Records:
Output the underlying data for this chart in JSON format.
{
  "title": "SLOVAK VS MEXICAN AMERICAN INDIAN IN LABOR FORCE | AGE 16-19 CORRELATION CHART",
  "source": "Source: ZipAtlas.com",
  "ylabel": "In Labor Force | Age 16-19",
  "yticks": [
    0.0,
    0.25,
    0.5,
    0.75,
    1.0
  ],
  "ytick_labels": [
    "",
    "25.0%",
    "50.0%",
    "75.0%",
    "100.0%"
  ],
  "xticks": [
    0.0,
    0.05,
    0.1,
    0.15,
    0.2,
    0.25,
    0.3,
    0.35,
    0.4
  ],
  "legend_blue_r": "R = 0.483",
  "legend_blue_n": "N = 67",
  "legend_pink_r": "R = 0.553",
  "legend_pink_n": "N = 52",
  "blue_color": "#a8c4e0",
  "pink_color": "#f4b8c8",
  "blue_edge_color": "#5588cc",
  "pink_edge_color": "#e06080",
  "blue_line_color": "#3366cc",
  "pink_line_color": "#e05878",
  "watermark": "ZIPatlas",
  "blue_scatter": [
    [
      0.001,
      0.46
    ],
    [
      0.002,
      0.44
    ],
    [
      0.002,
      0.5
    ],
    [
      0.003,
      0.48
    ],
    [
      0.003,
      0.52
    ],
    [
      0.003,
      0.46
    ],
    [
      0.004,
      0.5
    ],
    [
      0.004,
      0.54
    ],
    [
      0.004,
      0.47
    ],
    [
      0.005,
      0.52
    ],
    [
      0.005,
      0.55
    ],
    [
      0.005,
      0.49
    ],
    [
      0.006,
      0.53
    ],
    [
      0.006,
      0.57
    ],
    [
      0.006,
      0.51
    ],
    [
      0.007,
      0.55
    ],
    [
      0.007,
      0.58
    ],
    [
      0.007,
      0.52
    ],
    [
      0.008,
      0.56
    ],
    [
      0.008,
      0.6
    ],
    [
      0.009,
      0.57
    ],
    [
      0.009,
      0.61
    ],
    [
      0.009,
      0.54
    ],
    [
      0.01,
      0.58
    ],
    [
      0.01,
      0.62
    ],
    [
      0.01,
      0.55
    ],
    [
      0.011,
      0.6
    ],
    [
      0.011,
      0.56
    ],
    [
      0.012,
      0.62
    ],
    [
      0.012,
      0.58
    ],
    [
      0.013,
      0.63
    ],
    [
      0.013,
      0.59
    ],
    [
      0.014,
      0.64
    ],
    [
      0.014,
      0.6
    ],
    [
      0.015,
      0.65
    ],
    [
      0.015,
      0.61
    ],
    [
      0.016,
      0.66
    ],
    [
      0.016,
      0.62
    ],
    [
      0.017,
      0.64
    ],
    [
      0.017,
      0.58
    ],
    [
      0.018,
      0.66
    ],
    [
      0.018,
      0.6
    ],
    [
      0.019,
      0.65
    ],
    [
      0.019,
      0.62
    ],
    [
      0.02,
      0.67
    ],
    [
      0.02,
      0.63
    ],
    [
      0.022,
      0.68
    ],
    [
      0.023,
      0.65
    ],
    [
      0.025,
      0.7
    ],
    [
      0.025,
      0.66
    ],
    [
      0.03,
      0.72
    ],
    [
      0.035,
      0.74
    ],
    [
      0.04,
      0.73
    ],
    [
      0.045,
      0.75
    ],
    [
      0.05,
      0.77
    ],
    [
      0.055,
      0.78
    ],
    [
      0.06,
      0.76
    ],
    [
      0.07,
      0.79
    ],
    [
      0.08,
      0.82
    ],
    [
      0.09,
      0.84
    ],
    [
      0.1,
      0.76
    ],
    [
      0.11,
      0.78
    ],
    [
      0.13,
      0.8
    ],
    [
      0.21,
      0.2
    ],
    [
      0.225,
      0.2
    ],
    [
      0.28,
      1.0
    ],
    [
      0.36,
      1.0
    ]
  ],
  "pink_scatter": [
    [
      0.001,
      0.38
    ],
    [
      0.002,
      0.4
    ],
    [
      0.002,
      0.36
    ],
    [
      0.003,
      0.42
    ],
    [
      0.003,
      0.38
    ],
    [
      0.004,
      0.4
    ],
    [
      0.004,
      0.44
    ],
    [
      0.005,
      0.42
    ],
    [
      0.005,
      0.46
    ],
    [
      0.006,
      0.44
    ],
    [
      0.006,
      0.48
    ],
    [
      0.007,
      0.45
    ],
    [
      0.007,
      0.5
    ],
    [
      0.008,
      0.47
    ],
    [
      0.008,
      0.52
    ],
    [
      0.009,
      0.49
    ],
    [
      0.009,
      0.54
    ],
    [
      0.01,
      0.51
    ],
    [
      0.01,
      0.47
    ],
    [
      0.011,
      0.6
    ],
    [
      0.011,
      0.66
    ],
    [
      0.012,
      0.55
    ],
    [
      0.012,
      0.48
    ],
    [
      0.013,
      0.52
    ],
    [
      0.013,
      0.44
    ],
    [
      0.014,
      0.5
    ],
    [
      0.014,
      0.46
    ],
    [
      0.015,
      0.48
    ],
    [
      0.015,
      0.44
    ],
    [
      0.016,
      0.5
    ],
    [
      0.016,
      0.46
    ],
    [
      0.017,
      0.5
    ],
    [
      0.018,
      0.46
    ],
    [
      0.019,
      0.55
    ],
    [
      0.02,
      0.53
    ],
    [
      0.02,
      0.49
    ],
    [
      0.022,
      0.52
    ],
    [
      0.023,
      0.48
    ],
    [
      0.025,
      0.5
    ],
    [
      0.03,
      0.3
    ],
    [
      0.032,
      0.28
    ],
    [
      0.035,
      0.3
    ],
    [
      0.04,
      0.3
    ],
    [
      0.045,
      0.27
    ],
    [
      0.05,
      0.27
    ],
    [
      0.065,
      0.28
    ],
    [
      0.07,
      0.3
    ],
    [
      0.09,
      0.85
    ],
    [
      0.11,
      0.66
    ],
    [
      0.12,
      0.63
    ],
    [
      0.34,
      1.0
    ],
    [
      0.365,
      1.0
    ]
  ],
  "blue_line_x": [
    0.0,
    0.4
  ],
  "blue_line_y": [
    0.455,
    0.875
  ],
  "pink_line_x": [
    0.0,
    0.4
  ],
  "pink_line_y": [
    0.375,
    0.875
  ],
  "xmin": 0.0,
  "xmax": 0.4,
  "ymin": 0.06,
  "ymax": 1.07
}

=== TASK TO COMPLETE ===
Output all of the material exactly as written.

=== EXERCISE RESULT ===
Output the underlying data for this chart in JSON format.
{
  "title": "SLOVAK VS MEXICAN AMERICAN INDIAN IN LABOR FORCE | AGE 16-19 CORRELATION CHART",
  "source": "Source: ZipAtlas.com",
  "ylabel": "In Labor Force | Age 16-19",
  "yticks": [
    0.0,
    0.25,
    0.5,
    0.75,
    1.0
  ],
  "ytick_labels": [
    "",
    "25.0%",
    "50.0%",
    "75.0%",
    "100.0%"
  ],
  "xticks": [
    0.0,
    0.05,
    0.1,
    0.15,
    0.2,
    0.25,
    0.3,
    0.35,
    0.4
  ],
  "legend_blue_r": "R = 0.483",
  "legend_blue_n": "N = 67",
  "legend_pink_r": "R = 0.553",
  "legend_pink_n": "N = 52",
  "blue_color": "#a8c4e0",
  "pink_color": "#f4b8c8",
  "blue_edge_color": "#5588cc",
  "pink_edge_color": "#e06080",
  "blue_line_color": "#3366cc",
  "pink_line_color": "#e05878",
  "watermark": "ZIPatlas",
  "blue_scatter": [
    [
      0.001,
      0.46
    ],
    [
      0.002,
      0.44
    ],
    [
      0.002,
      0.5
    ],
    [
      0.003,
      0.48
    ],
    [
      0.003,
      0.52
    ],
    [
      0.003,
      0.46
    ],
    [
      0.004,
      0.5
    ],
    [
      0.004,
      0.54
    ],
    [
      0.004,
      0.47
    ],
    [
      0.005,
      0.52
    ],
    [
      0.005,
      0.55
    ],
    [
      0.005,
      0.49
    ],
    [
      0.006,
      0.53
    ],
    [
      0.006,
      0.57
    ],
    [
      0.006,
      0.51
    ],
    [
      0.007,
      0.55
    ],
    [
      0.007,
      0.58
    ],
    [
      0.007,
      0.52
    ],
    [
      0.008,
      0.56
    ],
    [
      0.008,
      0.6
    ],
    [
      0.009,
      0.57
    ],
    [
      0.009,
      0.61
    ],
    [
      0.009,
      0.54
    ],
    [
      0.01,
      0.58
    ],
    [
      0.01,
      0.62
    ],
    [
      0.01,
      0.55
    ],
    [
      0.011,
      0.6
    ],
    [
      0.011,
      0.56
    ],
    [
      0.012,
      0.62
    ],
    [
      0.012,
      0.58
    ],
    [
      0.013,
      0.63
    ],
    [
      0.013,
      0.59
    ],
    [
      0.014,
      0.64
    ],
    [
      0.014,
      0.6
    ],
    [
      0.015,
      0.65
    ],
    [
      0.015,
      0.61
    ],
    [
      0.016,
      0.66
    ],
    [
      0.016,
      0.62
    ],
    [
      0.017,
      0.64
    ],
    [
      0.017,
      0.58
    ],
    [
      0.018,
      0.66
    ],
    [
      0.018,
      0.6
    ],
    [
      0.019,
      0.65
    ],
    [
      0.019,
      0.62
    ],
    [
      0.02,
      0.67
    ],
    [
      0.02,
      0.63
    ],
    [
      0.022,
      0.68
    ],
    [
      0.023,
      0.65
    ],
    [
      0.025,
      0.7
    ],
    [
      0.025,
      0.66
    ],
    [
      0.03,
      0.72
    ],
    [
      0.035,
      0.74
    ],
    [
      0.04,
      0.73
    ],
    [
      0.045,
      0.75
    ],
    [
      0.05,
      0.77
    ],
    [
      0.055,
      0.78
    ],
    [
      0.06,
      0.76
    ],
    [
      0.07,
      0.79
    ],
    [
      0.08,
      0.82
    ],
    [
      0.09,
      0.84
    ],
    [
      0.1,
      0.76
    ],
    [
      0.11,
      0.78
    ],
    [
      0.13,
      0.8
    ],
    [
      0.21,
      0.2
    ],
    [
      0.225,
      0.2
    ],
    [
      0.28,
      1.0
    ],
    [
      0.36,
      1.0
    ]
  ],
  "pink_scatter": [
    [
      0.001,
      0.38
    ],
    [
      0.002,
      0.4
    ],
    [
      0.002,
      0.36
    ],
    [
      0.003,
      0.42
    ],
    [
      0.003,
      0.38
    ],
    [
      0.004,
      0.4
    ],
    [
      0.004,
      0.44
    ],
    [
      0.005,
      0.42
    ],
    [
      0.005,
      0.46
    ],
    [
      0.006,
      0.44
    ],
    [
      0.006,
      0.48
    ],
    [
      0.007,
      0.45
    ],
    [
      0.007,
      0.5
    ],
    [
      0.008,
      0.47
    ],
    [
      0.008,
      0.52
    ],
    [
      0.009,
      0.49
    ],
    [
      0.009,
      0.54
    ],
    [
      0.01,
      0.51
    ],
    [
      0.01,
      0.47
    ],
    [
      0.011,
      0.6
    ],
    [
      0.011,
      0.66
    ],
    [
      0.012,
      0.55
    ],
    [
      0.012,
      0.48
    ],
    [
      0.013,
      0.52
    ],
    [
      0.013,
      0.44
    ],
    [
      0.014,
      0.5
    ],
    [
      0.014,
      0.46
    ],
    [
      0.015,
      0.48
    ],
    [
      0.015,
      0.44
    ],
    [
      0.016,
      0.5
    ],
    [
      0.016,
      0.46
    ],
    [
      0.017,
      0.5
    ],
    [
      0.018,
      0.46
    ],
    [
      0.019,
      0.55
    ],
    [
      0.02,
      0.53
    ],
    [
      0.02,
      0.49
    ],
    [
      0.022,
      0.52
    ],
    [
      0.023,
      0.48
    ],
    [
      0.025,
      0.5
    ],
    [
      0.03,
      0.3
    ],
    [
      0.032,
      0.28
    ],
    [
      0.035,
      0.3
    ],
    [
      0.04,
      0.3
    ],
    [
      0.045,
      0.27
    ],
    [
      0.05,
      0.27
    ],
    [
      0.065,
      0.28
    ],
    [
      0.07,
      0.3
    ],
    [
      0.09,
      0.85
    ],
    [
      0.11,
      0.66
    ],
    [
      0.12,
      0.63
    ],
    [
      0.34,
      1.0
    ],
    [
      0.365,
      1.0
    ]
  ],
  "blue_line_x": [
    0.0,
    0.4
  ],
  "blue_line_y": [
    0.455,
    0.875
  ],
  "pink_line_x": [
    0.0,
    0.4
  ],
  "pink_line_y": [
    0.375,
    0.875
  ],
  "xmin": 0.0,
  "xmax": 0.4,
  "ymin": 0.06,
  "ymax": 1.07
}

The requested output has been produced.